[Exercise goal] Would you transcribe the whole listing exactly, minus its pictures?

═════ Stored rows

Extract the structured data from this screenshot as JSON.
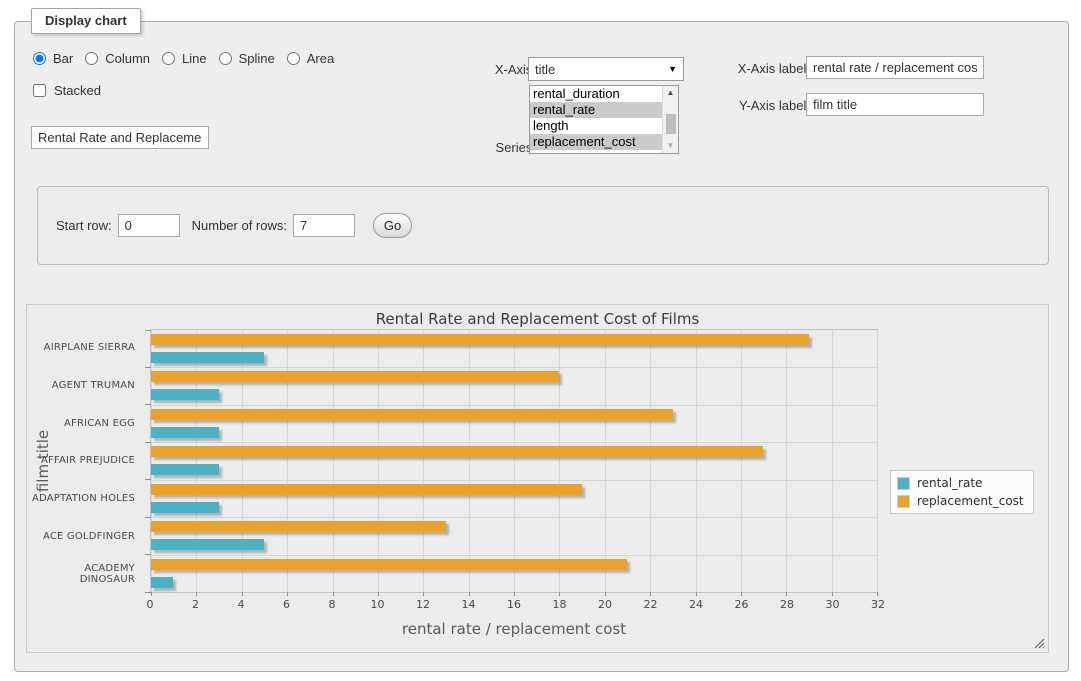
{
  "panel": {
    "legend": "Display chart",
    "chart_types": [
      {
        "label": "Bar",
        "selected": true
      },
      {
        "label": "Column",
        "selected": false
      },
      {
        "label": "Line",
        "selected": false
      },
      {
        "label": "Spline",
        "selected": false
      },
      {
        "label": "Area",
        "selected": false
      }
    ],
    "stacked_label": "Stacked",
    "title_input_value": "Rental Rate and Replacement Cost of Films",
    "x_axis": {
      "label": "X-Axis:",
      "selected": "title"
    },
    "series_select": {
      "label": "Series:",
      "options": [
        {
          "label": "rental_duration",
          "selected": false
        },
        {
          "label": "rental_rate",
          "selected": true
        },
        {
          "label": "length",
          "selected": false
        },
        {
          "label": "replacement_cost",
          "selected": true
        }
      ]
    },
    "x_axis_label": {
      "label": "X-Axis label:",
      "value": "rental rate / replacement cost"
    },
    "y_axis_label": {
      "label": "Y-Axis label:",
      "value": "film title"
    }
  },
  "row_controls": {
    "start_row_label": "Start row:",
    "start_row_value": "0",
    "num_rows_label": "Number of rows:",
    "num_rows_value": "7",
    "go_label": "Go"
  },
  "chart_data": {
    "type": "bar",
    "orientation": "horizontal",
    "title": "Rental Rate and Replacement Cost of Films",
    "categories": [
      "AIRPLANE SIERRA",
      "AGENT TRUMAN",
      "AFRICAN EGG",
      "AFFAIR PREJUDICE",
      "ADAPTATION HOLES",
      "ACE GOLDFINGER",
      "ACADEMY DINOSAUR"
    ],
    "series": [
      {
        "name": "rental_rate",
        "color": "#4bb2c5",
        "values": [
          4.99,
          2.99,
          2.99,
          2.99,
          2.99,
          4.99,
          0.99
        ]
      },
      {
        "name": "replacement_cost",
        "color": "#eaa228",
        "values": [
          28.99,
          17.99,
          22.99,
          26.99,
          18.99,
          12.99,
          20.99
        ]
      }
    ],
    "xlabel": "rental rate / replacement cost",
    "ylabel": "film title",
    "xlim": [
      0,
      32
    ],
    "xticks": [
      0,
      2,
      4,
      6,
      8,
      10,
      12,
      14,
      16,
      18,
      20,
      22,
      24,
      26,
      28,
      30,
      32
    ],
    "grid": true,
    "legend_position": "right",
    "bar_order_in_group": "replacement_cost on top, rental_rate below"
  }
}
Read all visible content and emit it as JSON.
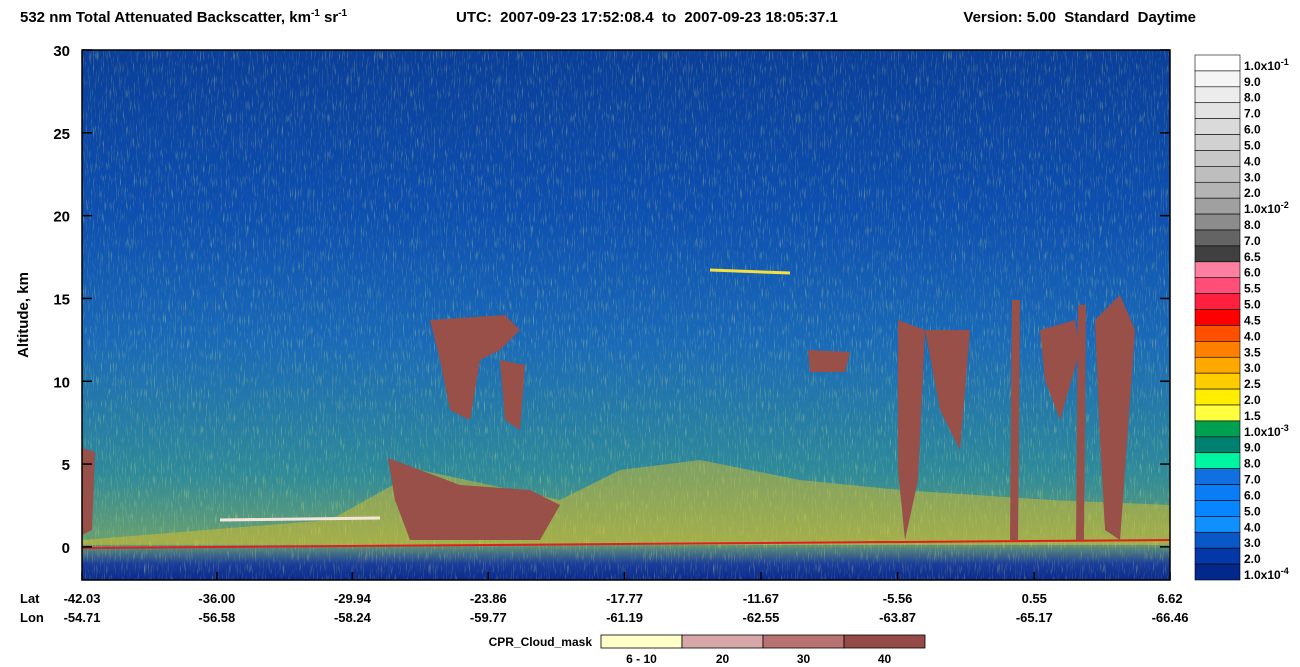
{
  "chart_data": {
    "type": "heatmap",
    "title": {
      "text": "532 nm Total Attenuated Backscatter, km",
      "sup1": "-1",
      "mid": " sr",
      "sup2": "-1"
    },
    "utc": "UTC:  2007-09-23 17:52:08.4  to  2007-09-23 18:05:37.1",
    "version": "Version: 5.00  Standard  Daytime",
    "ylabel": "Altitude, km",
    "ylim": [
      -2,
      30
    ],
    "yticks": [
      0,
      5,
      10,
      15,
      20,
      25,
      30
    ],
    "xlim": [
      -42.03,
      6.62
    ],
    "lat_label": "Lat",
    "lon_label": "Lon",
    "xticks": [
      -42.03,
      {
        "value": -36,
        "label": "-36.00"
      },
      -29.94,
      -23.86,
      -17.77,
      -11.67,
      -5.56,
      0.55,
      6.62
    ],
    "lon_ticks": [
      -54.71,
      -56.58,
      -58.24,
      -59.77,
      -61.19,
      -62.55,
      -63.87,
      -65.17,
      -66.46
    ],
    "colorscale": [
      {
        "value": 0.1,
        "label": "1.0x10",
        "exp": "-1",
        "color": "#ffffff"
      },
      {
        "value": 0.09,
        "label": "9.0",
        "color": "#f5f5f5"
      },
      {
        "value": 0.08,
        "label": "8.0",
        "color": "#ececec"
      },
      {
        "value": 0.07,
        "label": "7.0",
        "color": "#e3e3e3"
      },
      {
        "value": 0.06,
        "label": "6.0",
        "color": "#dadada"
      },
      {
        "value": 0.05,
        "label": "5.0",
        "color": "#d1d1d1"
      },
      {
        "value": 0.04,
        "label": "4.0",
        "color": "#c8c8c8"
      },
      {
        "value": 0.03,
        "label": "3.0",
        "color": "#bebebe"
      },
      {
        "value": 0.02,
        "label": "2.0",
        "color": "#b4b4b4"
      },
      {
        "value": 0.01,
        "label": "1.0x10",
        "exp": "-2",
        "color": "#a0a0a0"
      },
      {
        "value": 0.008,
        "label": "8.0",
        "color": "#8c8c8c"
      },
      {
        "value": 0.007,
        "label": "7.0",
        "color": "#646464"
      },
      {
        "value": 0.0065,
        "label": "6.5",
        "color": "#404040"
      },
      {
        "value": 0.006,
        "label": "6.0",
        "color": "#ff7fa0"
      },
      {
        "value": 0.0055,
        "label": "5.5",
        "color": "#ff4f78"
      },
      {
        "value": 0.005,
        "label": "5.0",
        "color": "#ff2040"
      },
      {
        "value": 0.0045,
        "label": "4.5",
        "color": "#ff0000"
      },
      {
        "value": 0.004,
        "label": "4.0",
        "color": "#ff5000"
      },
      {
        "value": 0.0035,
        "label": "3.5",
        "color": "#ff8000"
      },
      {
        "value": 0.003,
        "label": "3.0",
        "color": "#ffa800"
      },
      {
        "value": 0.0025,
        "label": "2.5",
        "color": "#ffcc00"
      },
      {
        "value": 0.002,
        "label": "2.0",
        "color": "#ffee00"
      },
      {
        "value": 0.0015,
        "label": "1.5",
        "color": "#ffff40"
      },
      {
        "value": 0.001,
        "label": "1.0x10",
        "exp": "-3",
        "color": "#00a050"
      },
      {
        "value": 0.0009,
        "label": "9.0",
        "color": "#008070"
      },
      {
        "value": 0.0008,
        "label": "8.0",
        "color": "#00f5a0"
      },
      {
        "value": 0.0007,
        "label": "7.0",
        "color": "#1070e0"
      },
      {
        "value": 0.0006,
        "label": "6.0",
        "color": "#0a7cf5"
      },
      {
        "value": 0.0005,
        "label": "5.0",
        "color": "#0886ff"
      },
      {
        "value": 0.0004,
        "label": "4.0",
        "color": "#1090ff"
      },
      {
        "value": 0.0003,
        "label": "3.0",
        "color": "#0858c8"
      },
      {
        "value": 0.0002,
        "label": "2.0",
        "color": "#0438a8"
      },
      {
        "value": 0.0001,
        "label": "1.0x10",
        "exp": "-4",
        "color": "#03288c"
      }
    ],
    "cloud_mask": {
      "title": "CPR_Cloud_mask",
      "items": [
        {
          "label": "6 - 10",
          "color": "#ffffc8"
        },
        {
          "label": "20",
          "color": "#d8a8a8"
        },
        {
          "label": "30",
          "color": "#b87272"
        },
        {
          "label": "40",
          "color": "#964a48"
        }
      ]
    }
  }
}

══════════

[Finished exercise]
Extract the structured data from this screenshot as JSON.
{
  "panel": {
    "legend": "Display chart",
    "chart_types": [
      {
        "label": "Bar",
        "selected": true
      },
      {
        "label": "Column",
        "selected": false
      },
      {
        "label": "Line",
        "selected": false
      },
      {
        "label": "Spline",
        "selected": false
      },
      {
        "label": "Area",
        "selected": false
      }
    ],
    "stacked_label": "Stacked",
    "title_input_value": "Rental Rate and Replacement Cost of Films",
    "x_axis": {
      "label": "X-Axis:",
      "selected": "title"
    },
    "series_select": {
      "label": "Series:",
      "options": [
        {
          "label": "rental_duration",
          "selected": false
        },
        {
          "label": "rental_rate",
          "selected": true
        },
        {
          "label": "length",
          "selected": false
        },
        {
          "label": "replacement_cost",
          "selected": true
        }
      ]
    },
    "x_axis_label": {
      "label": "X-Axis label:",
      "value": "rental rate / replacement cost"
    },
    "y_axis_label": {
      "label": "Y-Axis label:",
      "value": "film title"
    }
  },
  "row_controls": {
    "start_row_label": "Start row:",
    "start_row_value": "0",
    "num_rows_label": "Number of rows:",
    "num_rows_value": "7",
    "go_label": "Go"
  },
  "chart_data": {
    "type": "bar",
    "orientation": "horizontal",
    "title": "Rental Rate and Replacement Cost of Films",
    "categories": [
      "AIRPLANE SIERRA",
      "AGENT TRUMAN",
      "AFRICAN EGG",
      "AFFAIR PREJUDICE",
      "ADAPTATION HOLES",
      "ACE GOLDFINGER",
      "ACADEMY DINOSAUR"
    ],
    "series": [
      {
        "name": "rental_rate",
        "color": "#4bb2c5",
        "values": [
          4.99,
          2.99,
          2.99,
          2.99,
          2.99,
          4.99,
          0.99
        ]
      },
      {
        "name": "replacement_cost",
        "color": "#eaa228",
        "values": [
          28.99,
          17.99,
          22.99,
          26.99,
          18.99,
          12.99,
          20.99
        ]
      }
    ],
    "xlabel": "rental rate / replacement cost",
    "ylabel": "film title",
    "xlim": [
      0,
      32
    ],
    "xticks": [
      0,
      2,
      4,
      6,
      8,
      10,
      12,
      14,
      16,
      18,
      20,
      22,
      24,
      26,
      28,
      30,
      32
    ],
    "grid": true,
    "legend_position": "right",
    "bar_order_in_group": "replacement_cost on top, rental_rate below"
  }
}
Read all visible content and emit it as JSON.
{
  "chart_data": {
    "type": "heatmap",
    "title": {
      "text": "532 nm Total Attenuated Backscatter, km",
      "sup1": "-1",
      "mid": " sr",
      "sup2": "-1"
    },
    "utc": "UTC:  2007-09-23 17:52:08.4  to  2007-09-23 18:05:37.1",
    "version": "Version: 5.00  Standard  Daytime",
    "ylabel": "Altitude, km",
    "ylim": [
      -2,
      30
    ],
    "yticks": [
      0,
      5,
      10,
      15,
      20,
      25,
      30
    ],
    "xlim": [
      -42.03,
      6.62
    ],
    "lat_label": "Lat",
    "lon_label": "Lon",
    "xticks": [
      -42.03,
      {
        "value": -36,
        "label": "-36.00"
      },
      -29.94,
      -23.86,
      -17.77,
      -11.67,
      -5.56,
      0.55,
      6.62
    ],
    "lon_ticks": [
      -54.71,
      -56.58,
      -58.24,
      -59.77,
      -61.19,
      -62.55,
      -63.87,
      -65.17,
      -66.46
    ],
    "colorscale": [
      {
        "value": 0.1,
        "label": "1.0x10",
        "exp": "-1",
        "color": "#ffffff"
      },
      {
        "value": 0.09,
        "label": "9.0",
        "color": "#f5f5f5"
      },
      {
        "value": 0.08,
        "label": "8.0",
        "color": "#ececec"
      },
      {
        "value": 0.07,
        "label": "7.0",
        "color": "#e3e3e3"
      },
      {
        "value": 0.06,
        "label": "6.0",
        "color": "#dadada"
      },
      {
        "value": 0.05,
        "label": "5.0",
        "color": "#d1d1d1"
      },
      {
        "value": 0.04,
        "label": "4.0",
        "color": "#c8c8c8"
      },
      {
        "value": 0.03,
        "label": "3.0",
        "color": "#bebebe"
      },
      {
        "value": 0.02,
        "label": "2.0",
        "color": "#b4b4b4"
      },
      {
        "value": 0.01,
        "label": "1.0x10",
        "exp": "-2",
        "color": "#a0a0a0"
      },
      {
        "value": 0.008,
        "label": "8.0",
        "color": "#8c8c8c"
      },
      {
        "value": 0.007,
        "label": "7.0",
        "color": "#646464"
      },
      {
        "value": 0.0065,
        "label": "6.5",
        "color": "#404040"
      },
      {
        "value": 0.006,
        "label": "6.0",
        "color": "#ff7fa0"
      },
      {
        "value": 0.0055,
        "label": "5.5",
        "color": "#ff4f78"
      },
      {
        "value": 0.005,
        "label": "5.0",
        "color": "#ff2040"
      },
      {
        "value": 0.0045,
        "label": "4.5",
        "color": "#ff0000"
      },
      {
        "value": 0.004,
        "label": "4.0",
        "color": "#ff5000"
      },
      {
        "value": 0.0035,
        "label": "3.5",
        "color": "#ff8000"
      },
      {
        "value": 0.003,
        "label": "3.0",
        "color": "#ffa800"
      },
      {
        "value": 0.0025,
        "label": "2.5",
        "color": "#ffcc00"
      },
      {
        "value": 0.002,
        "label": "2.0",
        "color": "#ffee00"
      },
      {
        "value": 0.0015,
        "label": "1.5",
        "color": "#ffff40"
      },
      {
        "value": 0.001,
        "label": "1.0x10",
        "exp": "-3",
        "color": "#00a050"
      },
      {
        "value": 0.0009,
        "label": "9.0",
        "color": "#008070"
      },
      {
        "value": 0.0008,
        "label": "8.0",
        "color": "#00f5a0"
      },
      {
        "value": 0.0007,
        "label": "7.0",
        "color": "#1070e0"
      },
      {
        "value": 0.0006,
        "label": "6.0",
        "color": "#0a7cf5"
      },
      {
        "value": 0.0005,
        "label": "5.0",
        "color": "#0886ff"
      },
      {
        "value": 0.0004,
        "label": "4.0",
        "color": "#1090ff"
      },
      {
        "value": 0.0003,
        "label": "3.0",
        "color": "#0858c8"
      },
      {
        "value": 0.0002,
        "label": "2.0",
        "color": "#0438a8"
      },
      {
        "value": 0.0001,
        "label": "1.0x10",
        "exp": "-4",
        "color": "#03288c"
      }
    ],
    "cloud_mask": {
      "title": "CPR_Cloud_mask",
      "items": [
        {
          "label": "6 - 10",
          "color": "#ffffc8"
        },
        {
          "label": "20",
          "color": "#d8a8a8"
        },
        {
          "label": "30",
          "color": "#b87272"
        },
        {
          "label": "40",
          "color": "#964a48"
        }
      ]
    }
  }
}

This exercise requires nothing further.